> [SOURCE EXTRACT]
- - -

Saturday, June 11, 2011

Carbon Reflux, my first venture into Serialism

Sunday, June 5, 2011

The Definition of Summertime

When I was younger, the season of summer was a carefree time for relaxation, when a kid could just screw around all day without having to worry about what might happen tomorrow. I remember losing all track of the time and date, and whether I was by myself or with friends, things like that never really seemed to matter. We would run around outside like giddy, rabid squirrels, at last free from the confines of grade school, if only for a few months. It was pure bliss. Sometimes I wish my summers could still be like that, but the life of a college student can be rough, especially when school costs 35,000 dollars every year! Whether or not I feel ready for "the real world" as it's called, time keeps moving and I am slowly being pushed into this world of adulthood, responsibility, and for me especially, increased worry. Summertime as I knew it when I was a younger kid is a thing of the past now, but the one thing I really do appreciate about this shift in definition is that a lot of the work I'm continually obligated to do is writing music. If I hadn't been able to set up my life this way, who knows what state of mental disarray I'd be in right now! So, let me tell you a bit about my summer, and what you can (hopefully) expect from me musically over the next few months.

First and foremost, a huge part of the reason why "carefree" is no longer a part of my definition of summertime is my current job. Minnesota Mining and Manufacturing, or 3M, is a vast and relatively successful company that designs and produces tens of thousands of different products worldwide. Since my dad has worked at the factory here in Hutch for over ten years, and since I am a college student, I am able to take part in 3M's summer temporary program. Last year, when I first started this blog, I wrote a bit about my experience at 3M that summer. I had my fair share of difficulty working that job, but it was fairly nice overall, since I only worked 40 hours per week and I was able to sit down and move around a little every day. The tough part was the fact that it consumed my entire summer. This year, however, I'm only working until the end of July. While that may sound like it creates a nice month-long vacation for me, in reality, I've sectioned off all of August to compose, practice, and listen to a ton of music in preparation for the coming school year. Last summer, I could keep up with my music on the weekends. This summer, however, I work an average of over 60 hours per week, often more. The pay is fantastic, the copious amounts of overtime pay even better, and in a period of only ten weeks I could earn well over 6000 dollars. My coworkers are some of the nicest people I've ever met; I don't think I could make it through these weeks if it wasn't for that. Good things aside, the hours really eat up my energy and my time!

- - -

Write the next part of the blog post about how summertime has changed, picking up right after its last sentence about the long hours at 3M. The material placed after this has no role in what is asked here.

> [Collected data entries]
- - -

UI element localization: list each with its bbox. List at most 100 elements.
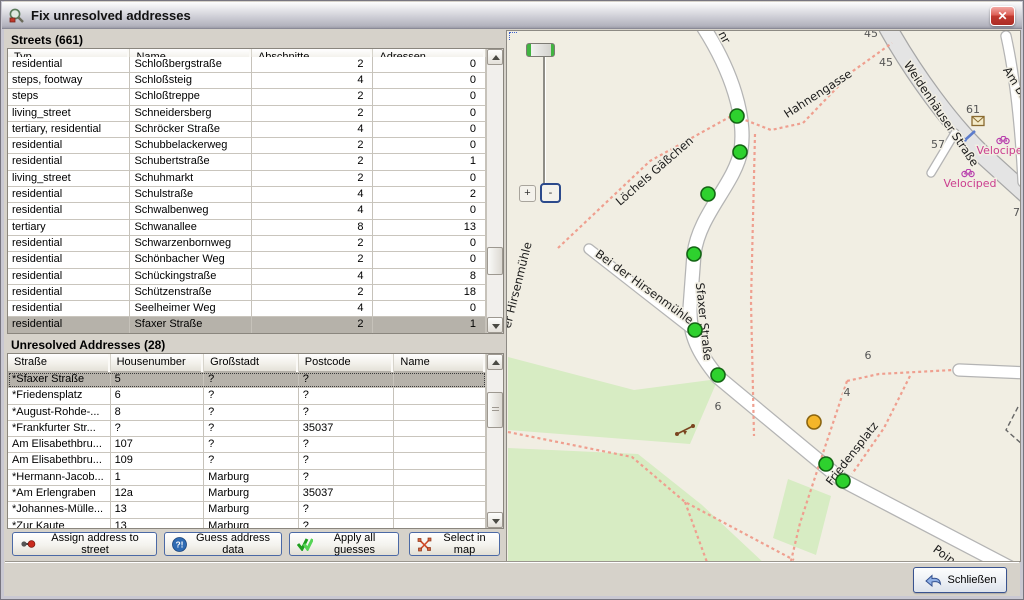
table-cell: residential <box>8 187 130 203</box>
title-bar[interactable]: Fix unresolved addresses ✕ <box>2 2 1022 29</box>
address-marker-orange[interactable] <box>807 415 821 429</box>
assign-street-icon <box>20 537 36 551</box>
number-label: 6 <box>865 349 872 362</box>
table-row[interactable]: Am Elisabethbru...109?? <box>8 453 486 469</box>
stub-east[interactable] <box>959 370 1021 373</box>
table-row[interactable]: living_streetSchneidersberg20 <box>8 106 486 122</box>
table-row[interactable]: residentialSchwalbenweg40 <box>8 203 486 219</box>
column-header-housenumber[interactable]: Housenumber <box>111 354 205 372</box>
scroll-down-button[interactable] <box>487 317 503 333</box>
table-row[interactable]: residentialSchönbacher Weg20 <box>8 252 486 268</box>
table-cell: residential <box>8 203 130 219</box>
address-marker-green[interactable] <box>701 187 715 201</box>
velociped-label: Velociped <box>976 144 1021 157</box>
table-row[interactable]: *Hermann-Jacob...1Marburg? <box>8 470 486 486</box>
scroll-down-button[interactable] <box>487 512 503 528</box>
zoom-in-button[interactable]: + <box>519 185 536 202</box>
table-row[interactable]: tertiarySchwanallee813 <box>8 220 486 236</box>
close-window-button[interactable]: ✕ <box>990 6 1015 26</box>
table-row[interactable]: residentialSchubertstraße21 <box>8 154 486 170</box>
table-cell: living_street <box>8 106 130 122</box>
table-row[interactable]: residentialSchloßbergstraße20 <box>8 57 486 73</box>
am-bruecker[interactable] <box>1006 36 1021 182</box>
table-cell <box>394 372 486 388</box>
column-header-name[interactable]: Name <box>394 354 486 372</box>
scroll-up-button[interactable] <box>487 354 503 370</box>
table-row[interactable]: *Friedensplatz6?? <box>8 388 486 404</box>
table-row[interactable]: *Am Erlengraben12aMarburg35037 <box>8 486 486 502</box>
zoom-slider-handle[interactable] <box>526 43 555 57</box>
table-cell: residential <box>8 317 130 333</box>
address-marker-green[interactable] <box>688 323 702 337</box>
zoom-slider-track[interactable] <box>543 56 545 187</box>
scrollbar-thumb[interactable] <box>487 247 503 275</box>
street-label: Hahnengasse <box>781 67 854 121</box>
address-marker-green[interactable] <box>687 247 701 261</box>
table-row[interactable]: living_streetSchuhmarkt20 <box>8 171 486 187</box>
table-cell: 4 <box>252 301 374 317</box>
east-path[interactable] <box>847 370 953 381</box>
table-row[interactable]: residentialSeelheimer Weg40 <box>8 301 486 317</box>
apply-all-guesses-button[interactable]: Apply all guesses <box>289 532 399 556</box>
table-cell: Marburg <box>204 470 299 486</box>
table-cell: living_street <box>8 171 130 187</box>
branch-path[interactable] <box>852 376 910 474</box>
address-marker-green[interactable] <box>711 368 725 382</box>
address-marker-green[interactable] <box>819 457 833 471</box>
scrollbar-thumb[interactable] <box>487 392 503 428</box>
table-row[interactable]: *Frankfurter Str...??35037 <box>8 421 486 437</box>
table-cell: ? <box>299 502 395 518</box>
table-row[interactable]: *August-Rohde-...8?? <box>8 405 486 421</box>
table-cell: 2 <box>252 236 374 252</box>
assign-address-to-street-button[interactable]: Assign address to street <box>12 532 157 556</box>
map-canvas[interactable]: HahnengasseLöchels GäßchenWeidenhäuser S… <box>507 31 1021 562</box>
table-cell: 1 <box>373 317 486 333</box>
table-cell: 2 <box>252 57 374 73</box>
table-row[interactable]: residentialSchückingstraße48 <box>8 269 486 285</box>
table-row[interactable]: residentialSfaxer Straße21 <box>8 317 486 333</box>
column-header-gro-stadt[interactable]: Großstadt <box>204 354 299 372</box>
dialog-footer: Schließen <box>5 561 1019 595</box>
table-cell <box>394 519 486 528</box>
address-marker-green[interactable] <box>836 474 850 488</box>
unresolved-table-scrollbar[interactable] <box>486 354 503 528</box>
table-row[interactable]: tertiary, residentialSchröcker Straße40 <box>8 122 486 138</box>
double-check-icon <box>297 537 313 551</box>
table-row[interactable]: residentialSchützenstraße218 <box>8 285 486 301</box>
table-cell: 13 <box>373 220 486 236</box>
button-label: Schließen <box>948 574 997 586</box>
table-cell: Marburg <box>204 519 299 528</box>
weidenhaeuser[interactable] <box>888 31 1021 194</box>
map-panel[interactable]: HahnengasseLöchels GäßchenWeidenhäuser S… <box>506 30 1021 562</box>
table-row[interactable]: steps, footwaySchloßsteig40 <box>8 73 486 89</box>
table-row[interactable]: residentialSchulstraße42 <box>8 187 486 203</box>
back-arrow-icon <box>924 573 942 587</box>
vertical-path[interactable] <box>751 134 755 436</box>
streets-table-scrollbar[interactable] <box>486 49 503 333</box>
scroll-up-button[interactable] <box>487 49 503 65</box>
zoom-out-button[interactable]: - <box>540 183 561 203</box>
table-row[interactable]: Am Elisabethbru...107?? <box>8 437 486 453</box>
address-marker-green[interactable] <box>730 109 744 123</box>
column-header-stra-e[interactable]: Straße <box>8 354 111 372</box>
table-cell: 2 <box>252 285 374 301</box>
table-cell: ? <box>299 372 395 388</box>
table-row[interactable]: *Johannes-Mülle...13Marburg? <box>8 502 486 518</box>
guess-address-data-button[interactable]: ?! Guess address data <box>164 532 282 556</box>
table-cell: ? <box>299 437 395 453</box>
number-label: 57 <box>931 138 945 151</box>
table-row[interactable]: *Sfaxer Straße5?? <box>8 372 486 388</box>
table-cell: *August-Rohde-... <box>8 405 111 421</box>
table-row[interactable]: residentialSchwarzenbornweg20 <box>8 236 486 252</box>
window-title: Fix unresolved addresses <box>31 8 191 23</box>
column-header-postcode[interactable]: Postcode <box>299 354 395 372</box>
table-row[interactable]: stepsSchloßtreppe20 <box>8 89 486 105</box>
schliessen-button[interactable]: Schließen <box>913 567 1007 593</box>
select-in-map-button[interactable]: Select in map <box>409 532 500 556</box>
table-cell: 8 <box>373 269 486 285</box>
velociped-label: Velociped <box>943 177 996 190</box>
table-cell: 0 <box>373 236 486 252</box>
table-row[interactable]: residentialSchubbelackerweg20 <box>8 138 486 154</box>
table-row[interactable]: *Zur Kaute13Marburg? <box>8 519 486 528</box>
address-marker-green[interactable] <box>733 145 747 159</box>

- - -

> [RESPONSE TO THIS TASK]
Despite my job, which leaves me really short on time for my music, I try to make what room I can to compose and practice. The funny thing about my job at 3M is that there is just enough white noise and mindless repetition that I can literally compose several minutes of music in my head over the course of a shift. Because of this, I've actually accomplished quite a bit more than I thought I would be able to. The project for my roommate Steve is nearly finished, and in total I've been working on it for about three weeks so far. It is titled "Metal and Water," and it is an exciting, colorful saxophone quartet composition for Steve's Junior Recital this coming fall. Slow sections that twist in unusual harmonic loops contrast with faster sections, where syncopated rhythms and tango-esque patterns are plentiful. Once I'm done with this piece, I plan to move on as quickly as possible to the symphonic band project, which needs to be complete by November. As I've said in previous posts, this is going to be a monstrous project, and I'm going to need to set aside a great deal of composing time for it. I'm already planning on brainstorming for ideas during my shifts this coming week at 3M! Since I'm starting such a major project, I figured it would be fitting to upgrade my Finale notation software after five years! That's right, I'm getting Finale 2012 :)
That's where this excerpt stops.